■ Problem: Retype each entry below exactly as it stands.

■ Dataset records:
start

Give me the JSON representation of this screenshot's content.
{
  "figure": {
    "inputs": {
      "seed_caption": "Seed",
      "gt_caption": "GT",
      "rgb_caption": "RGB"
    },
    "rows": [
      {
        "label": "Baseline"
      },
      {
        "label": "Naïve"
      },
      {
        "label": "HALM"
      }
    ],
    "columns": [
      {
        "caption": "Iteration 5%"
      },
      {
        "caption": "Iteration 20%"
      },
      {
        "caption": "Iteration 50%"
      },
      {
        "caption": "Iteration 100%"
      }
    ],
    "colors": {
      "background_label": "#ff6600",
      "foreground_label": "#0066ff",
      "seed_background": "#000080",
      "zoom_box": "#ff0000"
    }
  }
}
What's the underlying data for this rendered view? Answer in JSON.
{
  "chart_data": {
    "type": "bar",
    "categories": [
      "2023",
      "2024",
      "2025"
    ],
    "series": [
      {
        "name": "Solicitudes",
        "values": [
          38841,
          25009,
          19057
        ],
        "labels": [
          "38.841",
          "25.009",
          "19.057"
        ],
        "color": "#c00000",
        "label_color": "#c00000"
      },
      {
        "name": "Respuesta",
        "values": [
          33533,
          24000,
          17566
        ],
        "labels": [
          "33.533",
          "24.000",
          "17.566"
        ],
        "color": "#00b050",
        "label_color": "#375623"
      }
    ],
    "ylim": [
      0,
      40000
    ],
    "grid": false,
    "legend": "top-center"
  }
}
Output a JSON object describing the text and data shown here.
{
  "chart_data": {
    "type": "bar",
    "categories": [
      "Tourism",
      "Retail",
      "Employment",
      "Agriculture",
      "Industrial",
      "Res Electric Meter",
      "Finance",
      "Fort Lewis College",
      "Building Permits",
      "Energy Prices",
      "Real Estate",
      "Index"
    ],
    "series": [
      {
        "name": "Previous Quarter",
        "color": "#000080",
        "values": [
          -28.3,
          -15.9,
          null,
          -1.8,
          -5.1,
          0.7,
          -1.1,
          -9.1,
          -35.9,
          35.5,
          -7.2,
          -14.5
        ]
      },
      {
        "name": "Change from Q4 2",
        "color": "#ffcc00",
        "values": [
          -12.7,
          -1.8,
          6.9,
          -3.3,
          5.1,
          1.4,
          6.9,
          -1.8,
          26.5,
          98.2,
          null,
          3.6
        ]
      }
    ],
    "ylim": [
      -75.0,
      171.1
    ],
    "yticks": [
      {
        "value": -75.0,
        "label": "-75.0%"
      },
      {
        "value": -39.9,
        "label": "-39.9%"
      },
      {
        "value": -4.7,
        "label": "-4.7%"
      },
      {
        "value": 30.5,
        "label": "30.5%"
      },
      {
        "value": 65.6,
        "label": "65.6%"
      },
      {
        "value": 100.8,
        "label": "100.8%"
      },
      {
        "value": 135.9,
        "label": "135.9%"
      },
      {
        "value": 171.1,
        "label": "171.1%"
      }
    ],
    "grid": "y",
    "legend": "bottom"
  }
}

end

■ Result of the task:
Give me the JSON representation of this screenshot's content.
{
  "figure": {
    "inputs": {
      "seed_caption": "Seed",
      "gt_caption": "GT",
      "rgb_caption": "RGB"
    },
    "rows": [
      {
        "label": "Baseline"
      },
      {
        "label": "Naïve"
      },
      {
        "label": "HALM"
      }
    ],
    "columns": [
      {
        "caption": "Iteration 5%"
      },
      {
        "caption": "Iteration 20%"
      },
      {
        "caption": "Iteration 50%"
      },
      {
        "caption": "Iteration 100%"
      }
    ],
    "colors": {
      "background_label": "#ff6600",
      "foreground_label": "#0066ff",
      "seed_background": "#000080",
      "zoom_box": "#ff0000"
    }
  }
}
What's the underlying data for this rendered view? Answer in JSON.
{
  "chart_data": {
    "type": "bar",
    "categories": [
      "2023",
      "2024",
      "2025"
    ],
    "series": [
      {
        "name": "Solicitudes",
        "values": [
          38841,
          25009,
          19057
        ],
        "labels": [
          "38.841",
          "25.009",
          "19.057"
        ],
        "color": "#c00000",
        "label_color": "#c00000"
      },
      {
        "name": "Respuesta",
        "values": [
          33533,
          24000,
          17566
        ],
        "labels": [
          "33.533",
          "24.000",
          "17.566"
        ],
        "color": "#00b050",
        "label_color": "#375623"
      }
    ],
    "ylim": [
      0,
      40000
    ],
    "grid": false,
    "legend": "top-center"
  }
}
Output a JSON object describing the text and data shown here.
{
  "chart_data": {
    "type": "bar",
    "categories": [
      "Tourism",
      "Retail",
      "Employment",
      "Agriculture",
      "Industrial",
      "Res Electric Meter",
      "Finance",
      "Fort Lewis College",
      "Building Permits",
      "Energy Prices",
      "Real Estate",
      "Index"
    ],
    "series": [
      {
        "name": "Previous Quarter",
        "color": "#000080",
        "values": [
          -28.3,
          -15.9,
          null,
          -1.8,
          -5.1,
          0.7,
          -1.1,
          -9.1,
          -35.9,
          35.5,
          -7.2,
          -14.5
        ]
      },
      {
        "name": "Change from Q4 2",
        "color": "#ffcc00",
        "values": [
          -12.7,
          -1.8,
          6.9,
          -3.3,
          5.1,
          1.4,
          6.9,
          -1.8,
          26.5,
          98.2,
          null,
          3.6
        ]
      }
    ],
    "ylim": [
      -75.0,
      171.1
    ],
    "yticks": [
      {
        "value": -75.0,
        "label": "-75.0%"
      },
      {
        "value": -39.9,
        "label": "-39.9%"
      },
      {
        "value": -4.7,
        "label": "-4.7%"
      },
      {
        "value": 30.5,
        "label": "30.5%"
      },
      {
        "value": 65.6,
        "label": "65.6%"
      },
      {
        "value": 100.8,
        "label": "100.8%"
      },
      {
        "value": 135.9,
        "label": "135.9%"
      },
      {
        "value": 171.1,
        "label": "171.1%"
      }
    ],
    "grid": "y",
    "legend": "bottom"
  }
}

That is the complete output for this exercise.